▶ What is expected:
Copy the data precisely, character for character, and leave out every picture.

______

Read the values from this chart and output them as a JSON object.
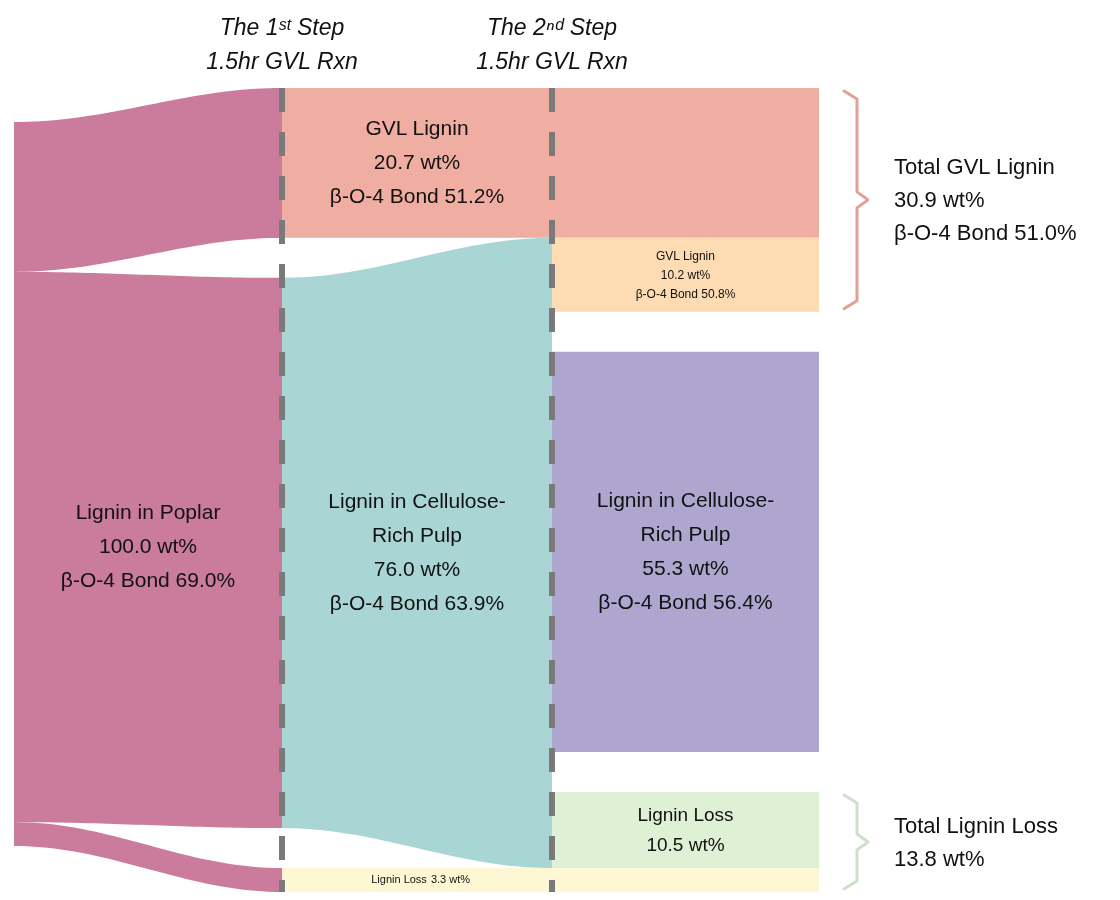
{
  "chart_data": {
    "type": "other",
    "categories": [
      "Lignin in Poplar",
      "GVL Lignin",
      "Lignin in Cellulose-Rich Pulp",
      "Lignin Loss",
      "GVL Lignin",
      "Lignin in Cellulose-Rich Pulp",
      "Lignin Loss"
    ],
    "values": [
      100.0,
      20.7,
      76.0,
      3.3,
      10.2,
      55.3,
      10.5
    ],
    "value_labels": [
      "100.0 wt%\nβ-O-4 Bond 69.0%",
      "20.7 wt%\nβ-O-4 Bond 51.2%",
      "76.0 wt%\nβ-O-4 Bond 63.9%",
      "3.3 wt%",
      "10.2 wt%\nβ-O-4 Bond 50.8%",
      "55.3 wt%\nβ-O-4 Bond 56.4%",
      "10.5 wt%"
    ],
    "colors": [
      "#cb7b9b",
      "#f0ada1",
      "#a9d6d4",
      "#fdf7d3",
      "#fddbb3",
      "#aea6cf",
      "#dff1d5"
    ],
    "annotations": [
      "The 1ˢᵗ Step\n1.5hr GVL Rxn",
      "The 2ⁿᵈ Step\n1.5hr GVL Rxn",
      "Total GVL Lignin\n30.9 wt%\nβ-O-4 Bond 51.0%",
      "Total Lignin Loss\n13.8 wt%"
    ]
  }
}
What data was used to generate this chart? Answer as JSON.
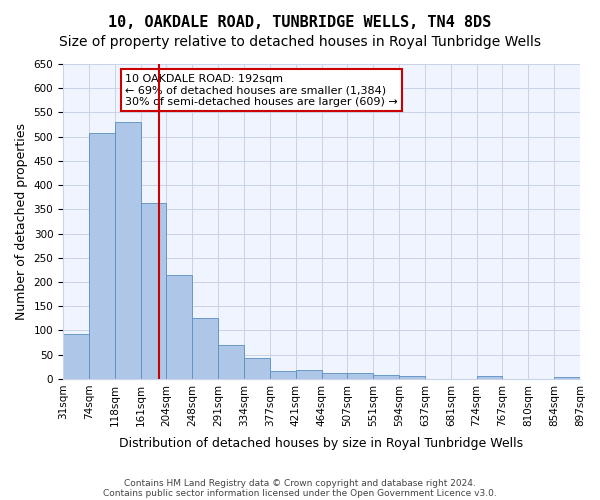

______

▶ Result for this exercise:
Read the values from this chart and output them as a JSON object.
{
  "chart_data": {
    "type": "other",
    "categories": [
      "Lignin in Poplar",
      "GVL Lignin",
      "Lignin in Cellulose-Rich Pulp",
      "Lignin Loss",
      "GVL Lignin",
      "Lignin in Cellulose-Rich Pulp",
      "Lignin Loss"
    ],
    "values": [
      100.0,
      20.7,
      76.0,
      3.3,
      10.2,
      55.3,
      10.5
    ],
    "value_labels": [
      "100.0 wt%\nβ-O-4 Bond 69.0%",
      "20.7 wt%\nβ-O-4 Bond 51.2%",
      "76.0 wt%\nβ-O-4 Bond 63.9%",
      "3.3 wt%",
      "10.2 wt%\nβ-O-4 Bond 50.8%",
      "55.3 wt%\nβ-O-4 Bond 56.4%",
      "10.5 wt%"
    ],
    "colors": [
      "#cb7b9b",
      "#f0ada1",
      "#a9d6d4",
      "#fdf7d3",
      "#fddbb3",
      "#aea6cf",
      "#dff1d5"
    ],
    "annotations": [
      "The 1ˢᵗ Step\n1.5hr GVL Rxn",
      "The 2ⁿᵈ Step\n1.5hr GVL Rxn",
      "Total GVL Lignin\n30.9 wt%\nβ-O-4 Bond 51.0%",
      "Total Lignin Loss\n13.8 wt%"
    ]
  }
}
What data was used to generate this chart? Answer as JSON.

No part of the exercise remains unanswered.